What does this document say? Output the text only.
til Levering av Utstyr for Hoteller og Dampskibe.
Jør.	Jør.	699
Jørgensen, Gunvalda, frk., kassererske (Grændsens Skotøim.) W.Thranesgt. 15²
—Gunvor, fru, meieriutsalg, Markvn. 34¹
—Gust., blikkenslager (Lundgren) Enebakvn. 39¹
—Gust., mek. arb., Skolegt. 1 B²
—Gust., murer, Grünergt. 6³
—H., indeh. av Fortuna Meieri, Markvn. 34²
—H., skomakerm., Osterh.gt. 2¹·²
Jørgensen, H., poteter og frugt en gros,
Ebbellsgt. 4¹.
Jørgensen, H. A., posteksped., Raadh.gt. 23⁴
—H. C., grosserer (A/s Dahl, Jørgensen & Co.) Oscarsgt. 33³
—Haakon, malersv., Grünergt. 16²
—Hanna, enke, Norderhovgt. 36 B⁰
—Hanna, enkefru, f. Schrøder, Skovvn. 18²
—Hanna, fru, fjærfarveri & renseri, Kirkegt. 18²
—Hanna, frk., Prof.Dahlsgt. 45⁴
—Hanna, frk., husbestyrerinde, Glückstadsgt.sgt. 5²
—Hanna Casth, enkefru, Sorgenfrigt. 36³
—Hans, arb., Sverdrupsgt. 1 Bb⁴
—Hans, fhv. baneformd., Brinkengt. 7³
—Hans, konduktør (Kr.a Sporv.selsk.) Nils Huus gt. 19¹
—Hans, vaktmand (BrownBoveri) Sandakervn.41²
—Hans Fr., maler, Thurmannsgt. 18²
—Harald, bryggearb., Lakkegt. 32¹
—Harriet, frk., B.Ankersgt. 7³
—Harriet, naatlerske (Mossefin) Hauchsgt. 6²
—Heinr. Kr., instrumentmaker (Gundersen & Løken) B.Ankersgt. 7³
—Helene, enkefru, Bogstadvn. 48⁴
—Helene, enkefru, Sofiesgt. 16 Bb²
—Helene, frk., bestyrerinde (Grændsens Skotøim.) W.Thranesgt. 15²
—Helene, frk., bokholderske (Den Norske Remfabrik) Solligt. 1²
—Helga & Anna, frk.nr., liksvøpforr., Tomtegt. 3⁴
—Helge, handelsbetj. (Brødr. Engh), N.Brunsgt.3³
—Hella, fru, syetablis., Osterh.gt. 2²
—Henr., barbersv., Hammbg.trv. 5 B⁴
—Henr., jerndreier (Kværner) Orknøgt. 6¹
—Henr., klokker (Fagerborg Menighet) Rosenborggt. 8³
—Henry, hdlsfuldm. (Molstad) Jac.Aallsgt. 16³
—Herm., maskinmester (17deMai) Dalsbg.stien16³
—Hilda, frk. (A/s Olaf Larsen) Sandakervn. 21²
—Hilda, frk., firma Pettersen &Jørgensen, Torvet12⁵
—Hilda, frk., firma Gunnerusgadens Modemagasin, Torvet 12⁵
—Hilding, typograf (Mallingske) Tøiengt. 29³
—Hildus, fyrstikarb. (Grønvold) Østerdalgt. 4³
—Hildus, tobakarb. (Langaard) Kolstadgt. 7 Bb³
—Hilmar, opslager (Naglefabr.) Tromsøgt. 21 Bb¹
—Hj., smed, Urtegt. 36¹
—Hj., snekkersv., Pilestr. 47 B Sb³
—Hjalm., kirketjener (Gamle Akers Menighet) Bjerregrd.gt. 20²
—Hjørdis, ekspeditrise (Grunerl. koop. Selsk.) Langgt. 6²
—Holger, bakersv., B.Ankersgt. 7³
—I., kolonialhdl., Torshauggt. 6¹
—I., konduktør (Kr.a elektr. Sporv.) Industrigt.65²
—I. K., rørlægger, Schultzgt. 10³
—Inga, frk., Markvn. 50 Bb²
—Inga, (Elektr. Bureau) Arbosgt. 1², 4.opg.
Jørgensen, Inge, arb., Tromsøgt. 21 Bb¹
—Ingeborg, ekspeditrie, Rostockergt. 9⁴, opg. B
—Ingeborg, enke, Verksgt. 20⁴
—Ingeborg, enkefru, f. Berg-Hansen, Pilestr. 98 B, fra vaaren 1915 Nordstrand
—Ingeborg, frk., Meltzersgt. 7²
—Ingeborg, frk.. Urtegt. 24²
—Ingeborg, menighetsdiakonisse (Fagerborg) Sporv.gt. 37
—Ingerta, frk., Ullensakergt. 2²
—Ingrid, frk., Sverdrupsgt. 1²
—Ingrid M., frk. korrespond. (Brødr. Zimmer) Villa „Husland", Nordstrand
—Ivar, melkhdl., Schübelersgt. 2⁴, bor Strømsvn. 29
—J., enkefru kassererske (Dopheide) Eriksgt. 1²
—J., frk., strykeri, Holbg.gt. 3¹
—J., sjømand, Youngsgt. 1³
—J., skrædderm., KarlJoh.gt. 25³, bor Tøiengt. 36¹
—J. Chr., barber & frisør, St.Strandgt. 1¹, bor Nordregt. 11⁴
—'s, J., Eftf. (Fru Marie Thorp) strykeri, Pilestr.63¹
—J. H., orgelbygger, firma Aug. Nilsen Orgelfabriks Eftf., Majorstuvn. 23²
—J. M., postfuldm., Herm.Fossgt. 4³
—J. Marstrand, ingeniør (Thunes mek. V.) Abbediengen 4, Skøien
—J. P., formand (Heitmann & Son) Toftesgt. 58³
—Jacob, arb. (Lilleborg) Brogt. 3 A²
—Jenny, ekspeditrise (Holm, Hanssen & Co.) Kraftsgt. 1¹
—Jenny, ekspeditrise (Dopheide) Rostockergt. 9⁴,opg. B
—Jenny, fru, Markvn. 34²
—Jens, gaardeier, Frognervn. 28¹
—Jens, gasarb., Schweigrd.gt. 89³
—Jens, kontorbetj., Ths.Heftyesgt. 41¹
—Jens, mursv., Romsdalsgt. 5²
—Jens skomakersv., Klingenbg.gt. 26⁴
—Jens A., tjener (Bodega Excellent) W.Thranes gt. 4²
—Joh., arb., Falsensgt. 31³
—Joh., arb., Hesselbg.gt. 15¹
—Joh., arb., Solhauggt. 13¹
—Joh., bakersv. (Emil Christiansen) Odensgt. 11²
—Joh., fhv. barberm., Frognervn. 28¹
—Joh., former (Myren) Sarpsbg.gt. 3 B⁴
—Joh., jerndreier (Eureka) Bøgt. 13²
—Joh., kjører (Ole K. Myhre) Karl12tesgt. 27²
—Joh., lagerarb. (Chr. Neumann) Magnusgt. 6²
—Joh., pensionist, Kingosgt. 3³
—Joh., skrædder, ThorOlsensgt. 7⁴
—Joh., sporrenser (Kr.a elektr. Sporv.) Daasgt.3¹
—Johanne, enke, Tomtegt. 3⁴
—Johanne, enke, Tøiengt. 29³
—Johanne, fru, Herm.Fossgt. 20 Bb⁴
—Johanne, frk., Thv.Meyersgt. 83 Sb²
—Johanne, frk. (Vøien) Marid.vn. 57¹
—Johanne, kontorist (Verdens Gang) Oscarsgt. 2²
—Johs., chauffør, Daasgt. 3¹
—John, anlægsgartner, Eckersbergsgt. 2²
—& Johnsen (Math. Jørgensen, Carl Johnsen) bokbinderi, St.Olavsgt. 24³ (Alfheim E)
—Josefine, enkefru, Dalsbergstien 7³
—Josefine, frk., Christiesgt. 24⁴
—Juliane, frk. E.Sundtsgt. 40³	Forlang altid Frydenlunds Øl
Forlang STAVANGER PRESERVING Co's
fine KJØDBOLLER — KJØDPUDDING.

■ ■ ■

_Short problem_
All of the entries above must be quoted exactly.

_Solution to this exercise_
What does this document say? Output the text only.
til Levering av Utstyr for Hoteller og Dampskibe.
Jør.	Jør.	699
Jørgensen, Gunvalda, frk., kassererske (Grændsens Skotøim.) W.Thranesgt. 15²
—Gunvor, fru, meieriutsalg, Markvn. 34¹
—Gust., blikkenslager (Lundgren) Enebakvn. 39¹
—Gust., mek. arb., Skolegt. 1 B²
—Gust., murer, Grünergt. 6³
—H., indeh. av Fortuna Meieri, Markvn. 34²
—H., skomakerm., Osterh.gt. 2¹·²
Jørgensen, H., poteter og frugt en gros,
Ebbellsgt. 4¹.
Jørgensen, H. A., posteksped., Raadh.gt. 23⁴
—H. C., grosserer (A/s Dahl, Jørgensen & Co.) Oscarsgt. 33³
—Haakon, malersv., Grünergt. 16²
—Hanna, enke, Norderhovgt. 36 B⁰
—Hanna, enkefru, f. Schrøder, Skovvn. 18²
—Hanna, fru, fjærfarveri & renseri, Kirkegt. 18²
—Hanna, frk., Prof.Dahlsgt. 45⁴
—Hanna, frk., husbestyrerinde, Glückstadsgt.sgt. 5²
—Hanna Casth, enkefru, Sorgenfrigt. 36³
—Hans, arb., Sverdrupsgt. 1 Bb⁴
—Hans, fhv. baneformd., Brinkengt. 7³
—Hans, konduktør (Kr.a Sporv.selsk.) Nils Huus gt. 19¹
—Hans, vaktmand (BrownBoveri) Sandakervn.41²
—Hans Fr., maler, Thurmannsgt. 18²
—Harald, bryggearb., Lakkegt. 32¹
—Harriet, frk., B.Ankersgt. 7³
—Harriet, naatlerske (Mossefin) Hauchsgt. 6²
—Heinr. Kr., instrumentmaker (Gundersen & Løken) B.Ankersgt. 7³
—Helene, enkefru, Bogstadvn. 48⁴
—Helene, enkefru, Sofiesgt. 16 Bb²
—Helene, frk., bestyrerinde (Grændsens Skotøim.) W.Thranesgt. 15²
—Helene, frk., bokholderske (Den Norske Remfabrik) Solligt. 1²
—Helga & Anna, frk.nr., liksvøpforr., Tomtegt. 3⁴
—Helge, handelsbetj. (Brødr. Engh), N.Brunsgt.3³
—Hella, fru, syetablis., Osterh.gt. 2²
—Henr., barbersv., Hammbg.trv. 5 B⁴
—Henr., jerndreier (Kværner) Orknøgt. 6¹
—Henr., klokker (Fagerborg Menighet) Rosenborggt. 8³
—Henry, hdlsfuldm. (Molstad) Jac.Aallsgt. 16³
—Herm., maskinmester (17deMai) Dalsbg.stien16³
—Hilda, frk. (A/s Olaf Larsen) Sandakervn. 21²
—Hilda, frk., firma Pettersen &Jørgensen, Torvet12⁵
—Hilda, frk., firma Gunnerusgadens Modemagasin, Torvet 12⁵
—Hilding, typograf (Mallingske) Tøiengt. 29³
—Hildus, fyrstikarb. (Grønvold) Østerdalgt. 4³
—Hildus, tobakarb. (Langaard) Kolstadgt. 7 Bb³
—Hilmar, opslager (Naglefabr.) Tromsøgt. 21 Bb¹
—Hj., smed, Urtegt. 36¹
—Hj., snekkersv., Pilestr. 47 B Sb³
—Hjalm., kirketjener (Gamle Akers Menighet) Bjerregrd.gt. 20²
—Hjørdis, ekspeditrise (Grunerl. koop. Selsk.) Langgt. 6²
—Holger, bakersv., B.Ankersgt. 7³
—I., kolonialhdl., Torshauggt. 6¹
—I., konduktør (Kr.a elektr. Sporv.) Industrigt.65²
—I. K., rørlægger, Schultzgt. 10³
—Inga, frk., Markvn. 50 Bb²
—Inga, (Elektr. Bureau) Arbosgt. 1², 4.opg.
Jørgensen, Inge, arb., Tromsøgt. 21 Bb¹
—Ingeborg, ekspeditrie, Rostockergt. 9⁴, opg. B
—Ingeborg, enke, Verksgt. 20⁴
—Ingeborg, enkefru, f. Berg-Hansen, Pilestr. 98 B, fra vaaren 1915 Nordstrand
—Ingeborg, frk., Meltzersgt. 7²
—Ingeborg, frk.. Urtegt. 24²
—Ingeborg, menighetsdiakonisse (Fagerborg) Sporv.gt. 37
—Ingerta, frk., Ullensakergt. 2²
—Ingrid, frk., Sverdrupsgt. 1²
—Ingrid M., frk. korrespond. (Brødr. Zimmer) Villa „Husland", Nordstrand
—Ivar, melkhdl., Schübelersgt. 2⁴, bor Strømsvn. 29
—J., enkefru kassererske (Dopheide) Eriksgt. 1²
—J., frk., strykeri, Holbg.gt. 3¹
—J., sjømand, Youngsgt. 1³
—J., skrædderm., KarlJoh.gt. 25³, bor Tøiengt. 36¹
—J. Chr., barber & frisør, St.Strandgt. 1¹, bor Nordregt. 11⁴
—'s, J., Eftf. (Fru Marie Thorp) strykeri, Pilestr.63¹
—J. H., orgelbygger, firma Aug. Nilsen Orgelfabriks Eftf., Majorstuvn. 23²
—J. M., postfuldm., Herm.Fossgt. 4³
—J. Marstrand, ingeniør (Thunes mek. V.) Abbediengen 4, Skøien
—J. P., formand (Heitmann & Son) Toftesgt. 58³
—Jacob, arb. (Lilleborg) Brogt. 3 A²
—Jenny, ekspeditrise (Holm, Hanssen & Co.) Kraftsgt. 1¹
—Jenny, ekspeditrise (Dopheide) Rostockergt. 9⁴,opg. B
—Jenny, fru, Markvn. 34²
—Jens, gaardeier, Frognervn. 28¹
—Jens, gasarb., Schweigrd.gt. 89³
—Jens, kontorbetj., Ths.Heftyesgt. 41¹
—Jens, mursv., Romsdalsgt. 5²
—Jens skomakersv., Klingenbg.gt. 26⁴
—Jens A., tjener (Bodega Excellent) W.Thranes gt. 4²
—Joh., arb., Falsensgt. 31³
—Joh., arb., Hesselbg.gt. 15¹
—Joh., arb., Solhauggt. 13¹
—Joh., bakersv. (Emil Christiansen) Odensgt. 11²
—Joh., fhv. barberm., Frognervn. 28¹
—Joh., former (Myren) Sarpsbg.gt. 3 B⁴
—Joh., jerndreier (Eureka) Bøgt. 13²
—Joh., kjører (Ole K. Myhre) Karl12tesgt. 27²
—Joh., lagerarb. (Chr. Neumann) Magnusgt. 6²
—Joh., pensionist, Kingosgt. 3³
—Joh., skrædder, ThorOlsensgt. 7⁴
—Joh., sporrenser (Kr.a elektr. Sporv.) Daasgt.3¹
—Johanne, enke, Tomtegt. 3⁴
—Johanne, enke, Tøiengt. 29³
—Johanne, fru, Herm.Fossgt. 20 Bb⁴
—Johanne, frk., Thv.Meyersgt. 83 Sb²
—Johanne, frk. (Vøien) Marid.vn. 57¹
—Johanne, kontorist (Verdens Gang) Oscarsgt. 2²
—Johs., chauffør, Daasgt. 3¹
—John, anlægsgartner, Eckersbergsgt. 2²
—& Johnsen (Math. Jørgensen, Carl Johnsen) bokbinderi, St.Olavsgt. 24³ (Alfheim E)
—Josefine, enkefru, Dalsbergstien 7³
—Josefine, frk., Christiesgt. 24⁴
—Juliane, frk. E.Sundtsgt. 40³	Forlang altid Frydenlunds Øl
Forlang STAVANGER PRESERVING Co's
fine KJØDBOLLER — KJØDPUDDING.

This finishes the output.